Copy out each line exactly as it appears.

#### PROVIDED DATA:

+++

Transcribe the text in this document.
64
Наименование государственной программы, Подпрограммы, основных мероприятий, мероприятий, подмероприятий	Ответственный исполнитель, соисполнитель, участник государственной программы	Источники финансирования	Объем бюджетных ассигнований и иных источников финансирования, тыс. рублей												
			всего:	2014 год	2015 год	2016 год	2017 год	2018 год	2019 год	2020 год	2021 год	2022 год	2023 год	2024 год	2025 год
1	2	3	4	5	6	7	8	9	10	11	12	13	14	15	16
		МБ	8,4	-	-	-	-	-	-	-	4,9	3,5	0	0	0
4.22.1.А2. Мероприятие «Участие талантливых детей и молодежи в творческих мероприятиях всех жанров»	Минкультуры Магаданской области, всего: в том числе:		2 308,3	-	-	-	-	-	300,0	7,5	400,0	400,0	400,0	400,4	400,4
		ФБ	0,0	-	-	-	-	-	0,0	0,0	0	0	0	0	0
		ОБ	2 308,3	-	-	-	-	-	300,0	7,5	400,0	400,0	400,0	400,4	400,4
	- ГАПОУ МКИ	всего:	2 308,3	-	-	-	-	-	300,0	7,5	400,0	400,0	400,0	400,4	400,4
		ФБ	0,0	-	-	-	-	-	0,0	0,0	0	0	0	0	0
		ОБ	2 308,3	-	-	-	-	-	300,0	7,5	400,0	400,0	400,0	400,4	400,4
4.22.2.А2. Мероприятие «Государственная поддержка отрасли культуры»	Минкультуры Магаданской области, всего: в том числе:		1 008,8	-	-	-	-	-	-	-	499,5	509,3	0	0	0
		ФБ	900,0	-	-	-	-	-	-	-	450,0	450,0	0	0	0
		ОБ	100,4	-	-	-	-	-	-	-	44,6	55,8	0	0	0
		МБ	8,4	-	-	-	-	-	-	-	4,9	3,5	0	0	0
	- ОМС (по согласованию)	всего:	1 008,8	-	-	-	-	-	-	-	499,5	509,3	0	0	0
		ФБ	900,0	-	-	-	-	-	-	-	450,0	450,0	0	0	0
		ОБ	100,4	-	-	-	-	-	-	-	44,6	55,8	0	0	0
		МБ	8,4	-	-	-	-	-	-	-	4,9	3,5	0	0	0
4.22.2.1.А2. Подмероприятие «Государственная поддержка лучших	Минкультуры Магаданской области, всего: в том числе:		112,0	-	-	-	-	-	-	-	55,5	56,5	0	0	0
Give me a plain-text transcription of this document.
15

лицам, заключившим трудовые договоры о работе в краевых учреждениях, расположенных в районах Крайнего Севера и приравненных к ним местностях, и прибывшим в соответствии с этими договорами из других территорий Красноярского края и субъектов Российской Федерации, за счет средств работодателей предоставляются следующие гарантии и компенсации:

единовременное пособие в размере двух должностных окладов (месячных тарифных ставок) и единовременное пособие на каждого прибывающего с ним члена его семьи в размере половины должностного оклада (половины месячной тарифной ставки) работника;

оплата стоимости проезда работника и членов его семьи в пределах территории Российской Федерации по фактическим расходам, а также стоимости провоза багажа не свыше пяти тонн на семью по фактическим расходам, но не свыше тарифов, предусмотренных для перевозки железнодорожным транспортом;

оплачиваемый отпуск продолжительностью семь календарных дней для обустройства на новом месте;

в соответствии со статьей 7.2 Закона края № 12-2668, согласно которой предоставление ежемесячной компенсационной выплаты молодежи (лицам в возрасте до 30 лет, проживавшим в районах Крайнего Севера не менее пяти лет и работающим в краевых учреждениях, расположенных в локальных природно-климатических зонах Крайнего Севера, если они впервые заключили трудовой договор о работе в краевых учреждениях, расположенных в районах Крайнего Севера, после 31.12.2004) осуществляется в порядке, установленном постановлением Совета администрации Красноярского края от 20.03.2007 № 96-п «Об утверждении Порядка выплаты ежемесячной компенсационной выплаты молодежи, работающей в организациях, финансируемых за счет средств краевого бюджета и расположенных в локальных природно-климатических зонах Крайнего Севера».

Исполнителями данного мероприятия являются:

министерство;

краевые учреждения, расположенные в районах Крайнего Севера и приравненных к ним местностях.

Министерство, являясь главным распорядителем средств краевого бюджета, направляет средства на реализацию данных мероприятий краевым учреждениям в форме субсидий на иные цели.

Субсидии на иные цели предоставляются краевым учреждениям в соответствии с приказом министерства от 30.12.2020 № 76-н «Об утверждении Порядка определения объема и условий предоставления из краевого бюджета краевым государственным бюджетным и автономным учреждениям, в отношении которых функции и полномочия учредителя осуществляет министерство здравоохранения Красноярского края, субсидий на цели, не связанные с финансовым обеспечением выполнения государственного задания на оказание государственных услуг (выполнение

+++

#### RESULT OF THE EXERCISE:
Transcribe the text in this document.
64
Наименование государственной программы, Подпрограммы, основных мероприятий, мероприятий, подмероприятий	Ответственный исполнитель, соисполнитель, участник государственной программы	Источники финансирования	Объем бюджетных ассигнований и иных источников финансирования, тыс. рублей												
			всего:	2014 год	2015 год	2016 год	2017 год	2018 год	2019 год	2020 год	2021 год	2022 год	2023 год	2024 год	2025 год
1	2	3	4	5	6	7	8	9	10	11	12	13	14	15	16
		МБ	8,4	-	-	-	-	-	-	-	4,9	3,5	0	0	0
4.22.1.А2. Мероприятие «Участие талантливых детей и молодежи в творческих мероприятиях всех жанров»	Минкультуры Магаданской области, всего: в том числе:		2 308,3	-	-	-	-	-	300,0	7,5	400,0	400,0	400,0	400,4	400,4
		ФБ	0,0	-	-	-	-	-	0,0	0,0	0	0	0	0	0
		ОБ	2 308,3	-	-	-	-	-	300,0	7,5	400,0	400,0	400,0	400,4	400,4
	- ГАПОУ МКИ	всего:	2 308,3	-	-	-	-	-	300,0	7,5	400,0	400,0	400,0	400,4	400,4
		ФБ	0,0	-	-	-	-	-	0,0	0,0	0	0	0	0	0
		ОБ	2 308,3	-	-	-	-	-	300,0	7,5	400,0	400,0	400,0	400,4	400,4
4.22.2.А2. Мероприятие «Государственная поддержка отрасли культуры»	Минкультуры Магаданской области, всего: в том числе:		1 008,8	-	-	-	-	-	-	-	499,5	509,3	0	0	0
		ФБ	900,0	-	-	-	-	-	-	-	450,0	450,0	0	0	0
		ОБ	100,4	-	-	-	-	-	-	-	44,6	55,8	0	0	0
		МБ	8,4	-	-	-	-	-	-	-	4,9	3,5	0	0	0
	- ОМС (по согласованию)	всего:	1 008,8	-	-	-	-	-	-	-	499,5	509,3	0	0	0
		ФБ	900,0	-	-	-	-	-	-	-	450,0	450,0	0	0	0
		ОБ	100,4	-	-	-	-	-	-	-	44,6	55,8	0	0	0
		МБ	8,4	-	-	-	-	-	-	-	4,9	3,5	0	0	0
4.22.2.1.А2. Подмероприятие «Государственная поддержка лучших	Минкультуры Магаданской области, всего: в том числе:		112,0	-	-	-	-	-	-	-	55,5	56,5	0	0	0
Give me a plain-text transcription of this document.
15

лицам, заключившим трудовые договоры о работе в краевых учреждениях, расположенных в районах Крайнего Севера и приравненных к ним местностях, и прибывшим в соответствии с этими договорами из других территорий Красноярского края и субъектов Российской Федерации, за счет средств работодателей предоставляются следующие гарантии и компенсации:

единовременное пособие в размере двух должностных окладов (месячных тарифных ставок) и единовременное пособие на каждого прибывающего с ним члена его семьи в размере половины должностного оклада (половины месячной тарифной ставки) работника;

оплата стоимости проезда работника и членов его семьи в пределах территории Российской Федерации по фактическим расходам, а также стоимости провоза багажа не свыше пяти тонн на семью по фактическим расходам, но не свыше тарифов, предусмотренных для перевозки железнодорожным транспортом;

оплачиваемый отпуск продолжительностью семь календарных дней для обустройства на новом месте;

в соответствии со статьей 7.2 Закона края № 12-2668, согласно которой предоставление ежемесячной компенсационной выплаты молодежи (лицам в возрасте до 30 лет, проживавшим в районах Крайнего Севера не менее пяти лет и работающим в краевых учреждениях, расположенных в локальных природно-климатических зонах Крайнего Севера, если они впервые заключили трудовой договор о работе в краевых учреждениях, расположенных в районах Крайнего Севера, после 31.12.2004) осуществляется в порядке, установленном постановлением Совета администрации Красноярского края от 20.03.2007 № 96-п «Об утверждении Порядка выплаты ежемесячной компенсационной выплаты молодежи, работающей в организациях, финансируемых за счет средств краевого бюджета и расположенных в локальных природно-климатических зонах Крайнего Севера».

Исполнителями данного мероприятия являются:

министерство;

краевые учреждения, расположенные в районах Крайнего Севера и приравненных к ним местностях.

Министерство, являясь главным распорядителем средств краевого бюджета, направляет средства на реализацию данных мероприятий краевым учреждениям в форме субсидий на иные цели.

Субсидии на иные цели предоставляются краевым учреждениям в соответствии с приказом министерства от 30.12.2020 № 76-н «Об утверждении Порядка определения объема и условий предоставления из краевого бюджета краевым государственным бюджетным и автономным учреждениям, в отношении которых функции и полномочия учредителя осуществляет министерство здравоохранения Красноярского края, субсидий на цели, не связанные с финансовым обеспечением выполнения государственного задания на оказание государственных услуг (выполнение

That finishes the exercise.